Seçilmiş Bölüm
_____
Dört sene önce (Temmuz 2021) Kurban Bayramı’nda evimizin giriş kapısına bir poşet asılmıştı. Adeta askıda kitap durumu. Bizi evde bulamayan bir yazar, selam niyetine bırakmış, meğer. Açıp baktım; bir şiir kitabı: Kalbim Mavi. Şairi, İbrahim Gürel. Bir de not: Ben arka sokağa yeni taşınan komşunuz İbrahim Gürel, dostunuz Sedat Dağkesen’inselamıyla geldim ama sizi evde bulamadım. İyi bayramlar efendim. Bir de telefon numarası.
Kitabını elimize alışımızın üzerinden dört koca yıl geçmiş. Dört sene, 200 küsur hafta demek. Geçen sürede İbrahim Gürel’le, İbrahim’le, İbrahimciğimle, en az haftada bir görüşmüşüzdür. En az 200 buluşma, 200 görüşme, 200 TYB Sakarya programı, söyleşi, imza günü, instagramprogramı, belgesel çekimi, iki sene boyunca her biri on altı haftalık Yazistanbul Yazarlık Programı (ilk sene öğrencim, ikinci sene asistanımdı İbrahim), yolculuklar… Dört senede kırk dört yıllık yakınlık, yoldaşlık, yarenlik İbrahim’le bizimki.
_____
Kayıt Listesi
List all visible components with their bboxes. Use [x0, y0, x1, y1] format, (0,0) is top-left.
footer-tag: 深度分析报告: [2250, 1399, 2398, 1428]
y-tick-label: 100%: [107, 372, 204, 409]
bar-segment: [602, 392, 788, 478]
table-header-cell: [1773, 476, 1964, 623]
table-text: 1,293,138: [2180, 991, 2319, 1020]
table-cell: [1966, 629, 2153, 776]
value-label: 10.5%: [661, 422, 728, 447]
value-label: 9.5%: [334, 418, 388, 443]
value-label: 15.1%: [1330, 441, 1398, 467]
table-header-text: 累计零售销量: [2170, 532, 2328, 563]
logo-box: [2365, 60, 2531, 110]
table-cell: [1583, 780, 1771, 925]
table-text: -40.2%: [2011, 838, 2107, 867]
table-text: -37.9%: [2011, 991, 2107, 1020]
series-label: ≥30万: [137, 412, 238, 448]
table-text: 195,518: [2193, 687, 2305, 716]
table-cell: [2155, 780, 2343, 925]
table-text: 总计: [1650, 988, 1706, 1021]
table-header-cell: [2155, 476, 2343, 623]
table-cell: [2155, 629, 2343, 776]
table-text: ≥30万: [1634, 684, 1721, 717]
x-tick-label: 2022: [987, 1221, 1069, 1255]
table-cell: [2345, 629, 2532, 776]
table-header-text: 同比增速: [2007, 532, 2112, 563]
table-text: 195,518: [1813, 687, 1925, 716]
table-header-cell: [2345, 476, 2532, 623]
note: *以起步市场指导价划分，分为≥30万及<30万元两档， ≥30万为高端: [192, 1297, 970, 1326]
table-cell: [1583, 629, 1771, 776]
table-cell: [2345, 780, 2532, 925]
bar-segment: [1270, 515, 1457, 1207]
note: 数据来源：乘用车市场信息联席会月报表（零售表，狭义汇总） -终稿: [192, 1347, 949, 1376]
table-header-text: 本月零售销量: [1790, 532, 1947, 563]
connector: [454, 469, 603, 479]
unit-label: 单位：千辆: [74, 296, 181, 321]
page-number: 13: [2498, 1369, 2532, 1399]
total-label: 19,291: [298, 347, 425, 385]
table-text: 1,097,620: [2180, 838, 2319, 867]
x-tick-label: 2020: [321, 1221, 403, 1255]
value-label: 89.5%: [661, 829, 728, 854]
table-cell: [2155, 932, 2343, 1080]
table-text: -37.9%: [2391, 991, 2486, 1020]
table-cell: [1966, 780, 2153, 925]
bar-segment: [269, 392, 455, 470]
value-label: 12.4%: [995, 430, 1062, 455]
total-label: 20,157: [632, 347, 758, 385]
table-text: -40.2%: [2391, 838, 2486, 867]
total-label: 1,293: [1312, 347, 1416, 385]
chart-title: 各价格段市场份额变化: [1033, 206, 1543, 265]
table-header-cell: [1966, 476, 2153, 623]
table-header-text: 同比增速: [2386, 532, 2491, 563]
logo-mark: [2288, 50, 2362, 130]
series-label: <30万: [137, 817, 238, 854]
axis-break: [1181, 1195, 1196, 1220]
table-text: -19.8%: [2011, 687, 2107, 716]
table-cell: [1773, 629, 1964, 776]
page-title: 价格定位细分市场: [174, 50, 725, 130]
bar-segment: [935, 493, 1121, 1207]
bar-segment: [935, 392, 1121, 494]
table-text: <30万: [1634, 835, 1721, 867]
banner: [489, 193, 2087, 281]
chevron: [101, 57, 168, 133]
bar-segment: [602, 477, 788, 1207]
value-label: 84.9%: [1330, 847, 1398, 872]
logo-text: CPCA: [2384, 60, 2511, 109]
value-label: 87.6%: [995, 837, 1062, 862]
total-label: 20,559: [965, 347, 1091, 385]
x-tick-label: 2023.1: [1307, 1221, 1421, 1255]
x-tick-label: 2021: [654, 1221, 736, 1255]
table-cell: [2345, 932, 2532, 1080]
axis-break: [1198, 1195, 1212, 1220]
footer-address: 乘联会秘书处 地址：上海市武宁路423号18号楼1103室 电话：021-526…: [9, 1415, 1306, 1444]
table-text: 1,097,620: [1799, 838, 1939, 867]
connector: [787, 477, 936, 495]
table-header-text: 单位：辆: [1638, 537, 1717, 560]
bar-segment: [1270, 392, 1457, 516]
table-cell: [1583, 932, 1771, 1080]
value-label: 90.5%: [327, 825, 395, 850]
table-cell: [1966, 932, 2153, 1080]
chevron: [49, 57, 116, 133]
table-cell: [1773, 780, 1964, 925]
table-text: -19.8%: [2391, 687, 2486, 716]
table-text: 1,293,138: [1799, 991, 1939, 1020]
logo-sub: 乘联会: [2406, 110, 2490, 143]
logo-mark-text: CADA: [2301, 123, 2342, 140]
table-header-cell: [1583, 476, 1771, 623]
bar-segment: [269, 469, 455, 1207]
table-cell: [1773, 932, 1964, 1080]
_____
Alıştırma Seti
1. Kayıtların ilk satırından başlayıp "series-label: <30万: [137, 817, 238, 854]" ifadesini içeren satıra kadar, o satır da dahil olmak üzere, tüm satırları aynen aktarın.
2. İbrahim Gürel'le kurulan dostluğu anlatan metni kaldığı yerden sürdürün.

Verilen Cevaplar
1.
List all visible components with their bboxes. Use [x0, y0, x1, y1] format, (0,0) is top-left.
footer-tag: 深度分析报告: [2250, 1399, 2398, 1428]
y-tick-label: 100%: [107, 372, 204, 409]
bar-segment: [602, 392, 788, 478]
table-header-cell: [1773, 476, 1964, 623]
table-text: 1,293,138: [2180, 991, 2319, 1020]
table-cell: [1966, 629, 2153, 776]
value-label: 10.5%: [661, 422, 728, 447]
value-label: 9.5%: [334, 418, 388, 443]
value-label: 15.1%: [1330, 441, 1398, 467]
table-header-text: 累计零售销量: [2170, 532, 2328, 563]
logo-box: [2365, 60, 2531, 110]
table-cell: [1583, 780, 1771, 925]
table-text: -40.2%: [2011, 838, 2107, 867]
table-text: -37.9%: [2011, 991, 2107, 1020]
series-label: ≥30万: [137, 412, 238, 448]
table-text: 195,518: [2193, 687, 2305, 716]
table-cell: [2155, 780, 2343, 925]
table-text: 总计: [1650, 988, 1706, 1021]
table-header-cell: [2155, 476, 2343, 623]
table-cell: [2155, 629, 2343, 776]
table-text: ≥30万: [1634, 684, 1721, 717]
x-tick-label: 2022: [987, 1221, 1069, 1255]
table-cell: [2345, 629, 2532, 776]
table-header-text: 同比增速: [2007, 532, 2112, 563]
table-text: 195,518: [1813, 687, 1925, 716]
table-header-cell: [2345, 476, 2532, 623]
note: *以起步市场指导价划分，分为≥30万及<30万元两档， ≥30万为高端: [192, 1297, 970, 1326]
table-cell: [1583, 629, 1771, 776]
table-cell: [2345, 780, 2532, 925]
bar-segment: [1270, 515, 1457, 1207]
note: 数据来源：乘用车市场信息联席会月报表（零售表，狭义汇总） -终稿: [192, 1347, 949, 1376]
table-header-text: 本月零售销量: [1790, 532, 1947, 563]
connector: [454, 469, 603, 479]
unit-label: 单位：千辆: [74, 296, 181, 321]
page-number: 13: [2498, 1369, 2532, 1399]
total-label: 19,291: [298, 347, 425, 385]
table-text: 1,097,620: [2180, 838, 2319, 867]
x-tick-label: 2020: [321, 1221, 403, 1255]
value-label: 89.5%: [661, 829, 728, 854]
table-cell: [2155, 932, 2343, 1080]
table-text: -37.9%: [2391, 991, 2486, 1020]
table-cell: [1966, 780, 2153, 925]
bar-segment: [269, 392, 455, 470]
value-label: 12.4%: [995, 430, 1062, 455]
total-label: 20,157: [632, 347, 758, 385]
table-text: -40.2%: [2391, 838, 2486, 867]
total-label: 1,293: [1312, 347, 1416, 385]
chart-title: 各价格段市场份额变化: [1033, 206, 1543, 265]
table-header-cell: [1966, 476, 2153, 623]
table-header-text: 同比增速: [2386, 532, 2491, 563]
logo-mark: [2288, 50, 2362, 130]
series-label: <30万: [137, 817, 238, 854]

2.
İyi tanırım. Ve iyi bilirim. (Hem el’an hem musalla sorusuna cevabendir, bu sözüm. Yeminlebak.)
Munis, mülayim, mutedil biridir bizim İbrahim. Belli ki uzun boyunu Çerkez kökenli annesinden, sabırlı sakin ve vakur duruşunu Bulgaristan Plevne göçmeni babasından almış olmalı.
O bir Adapazarlı. O bir Türk, o bir Müslüman kalem. İliklerine kadar elbette. Bir hisli yürek, bir altın kalp, bir sızlayan gönül onun ki. Arabasında kedi ve köpekler için daima mama taşıyan bir yürek, Gazze’de katledilen masumlar için gece gündüz inkisar/isyan dolu dizeler yazıp paylaşan bir gönülden söz ediyorum; biliniz.
Dönelim edebiyata: Şu Alaz ateşinde kavrulan dünyada, Kalbim Mavi diye diye, Gölgesiz Bir Sabah, her gün, Bir Gün Elbet, insanlık kurtulacak, bütün ezilen masum yürekler, İyiyim Ben diyecek, Gizemli Radyo’da çalınacak zafer şarkıları eşliğinde, diye. Bunu için yazıyor, bunun için yaşıyor, bunun için yapıyor her yaptığını İbrahim. Özünde, gözünde, sözünde bunlar, hep. (İtalik yazdıklarım kitaplarının adları.)
Kırk sekizindeki bu filinta adam, neler mi yazmış: Biri şiir, biri roman, biri çocuk edebiyatı, üçü öykü; altı senede altı kitap. Kırk iki sene artı altı yılda altı kitap elbette.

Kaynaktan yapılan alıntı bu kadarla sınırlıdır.